=== OBJECTIVE ===
Drop the images; return everything else in the listing below exactly.
════════════════════
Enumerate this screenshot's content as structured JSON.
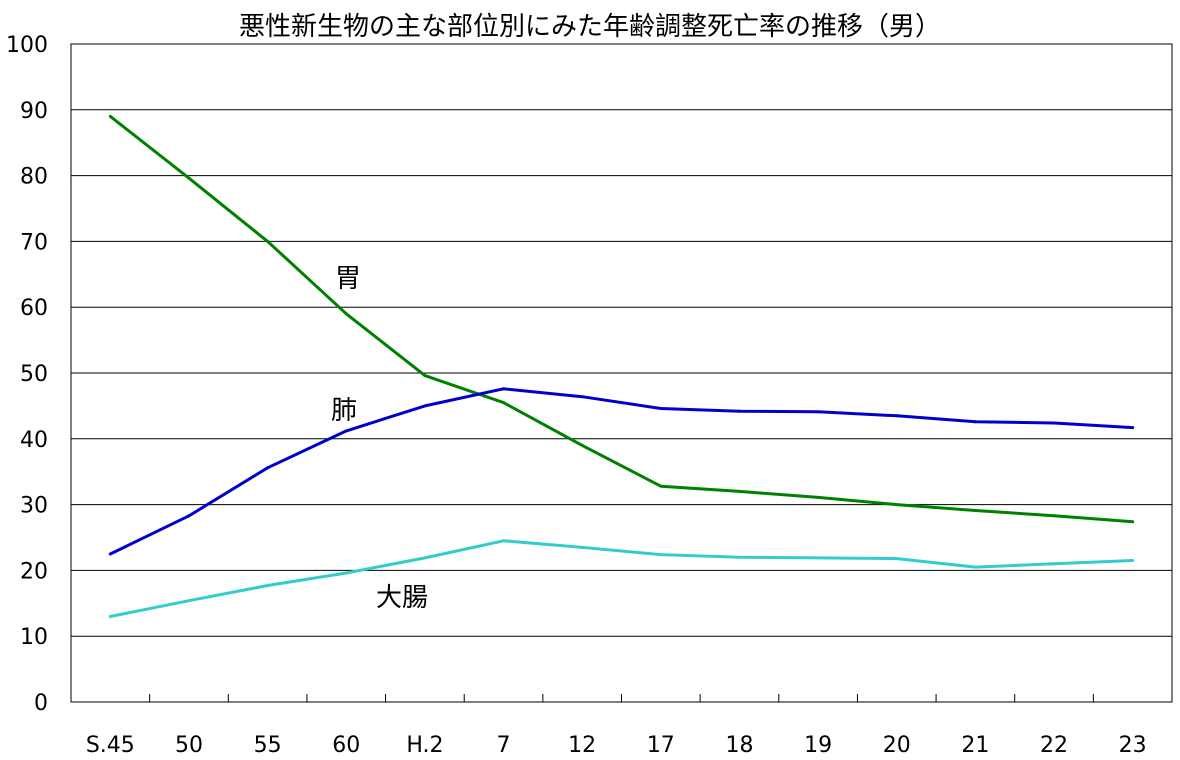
{
  "chart_data": {
    "type": "line",
    "title": "悪性新生物の主な部位別にみた年齢調整死亡率の推移（男）",
    "xlabel": "",
    "ylabel": "",
    "ylim": [
      0,
      100
    ],
    "yticks": [
      0,
      10,
      20,
      30,
      40,
      50,
      60,
      70,
      80,
      90,
      100
    ],
    "grid": true,
    "categories": [
      "S.45",
      "50",
      "55",
      "60",
      "H.2",
      "7",
      "12",
      "17",
      "18",
      "19",
      "20",
      "21",
      "22",
      "23"
    ],
    "series": [
      {
        "name": "胃",
        "color": "#008000",
        "values": [
          89.0,
          79.6,
          70.0,
          59.0,
          49.6,
          45.5,
          39.0,
          32.8,
          32.0,
          31.1,
          30.0,
          29.1,
          28.3,
          27.4
        ]
      },
      {
        "name": "肺",
        "color": "#0000cc",
        "values": [
          22.5,
          28.3,
          35.6,
          41.2,
          45.0,
          47.6,
          46.4,
          44.6,
          44.2,
          44.1,
          43.5,
          42.6,
          42.4,
          41.7
        ]
      },
      {
        "name": "大腸",
        "color": "#33cccc",
        "values": [
          13.0,
          15.4,
          17.7,
          19.6,
          21.9,
          24.5,
          23.5,
          22.4,
          22.0,
          21.9,
          21.8,
          20.5,
          21.0,
          21.5
        ]
      }
    ]
  }
}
════════════════════
=== PROBLEM SOLUTION ===
Enumerate this screenshot's content as structured JSON.
{
  "chart_data": {
    "type": "line",
    "title": "悪性新生物の主な部位別にみた年齢調整死亡率の推移（男）",
    "xlabel": "",
    "ylabel": "",
    "ylim": [
      0,
      100
    ],
    "yticks": [
      0,
      10,
      20,
      30,
      40,
      50,
      60,
      70,
      80,
      90,
      100
    ],
    "grid": true,
    "categories": [
      "S.45",
      "50",
      "55",
      "60",
      "H.2",
      "7",
      "12",
      "17",
      "18",
      "19",
      "20",
      "21",
      "22",
      "23"
    ],
    "series": [
      {
        "name": "胃",
        "color": "#008000",
        "values": [
          89.0,
          79.6,
          70.0,
          59.0,
          49.6,
          45.5,
          39.0,
          32.8,
          32.0,
          31.1,
          30.0,
          29.1,
          28.3,
          27.4
        ]
      },
      {
        "name": "肺",
        "color": "#0000cc",
        "values": [
          22.5,
          28.3,
          35.6,
          41.2,
          45.0,
          47.6,
          46.4,
          44.6,
          44.2,
          44.1,
          43.5,
          42.6,
          42.4,
          41.7
        ]
      },
      {
        "name": "大腸",
        "color": "#33cccc",
        "values": [
          13.0,
          15.4,
          17.7,
          19.6,
          21.9,
          24.5,
          23.5,
          22.4,
          22.0,
          21.9,
          21.8,
          20.5,
          21.0,
          21.5
        ]
      }
    ]
  }
}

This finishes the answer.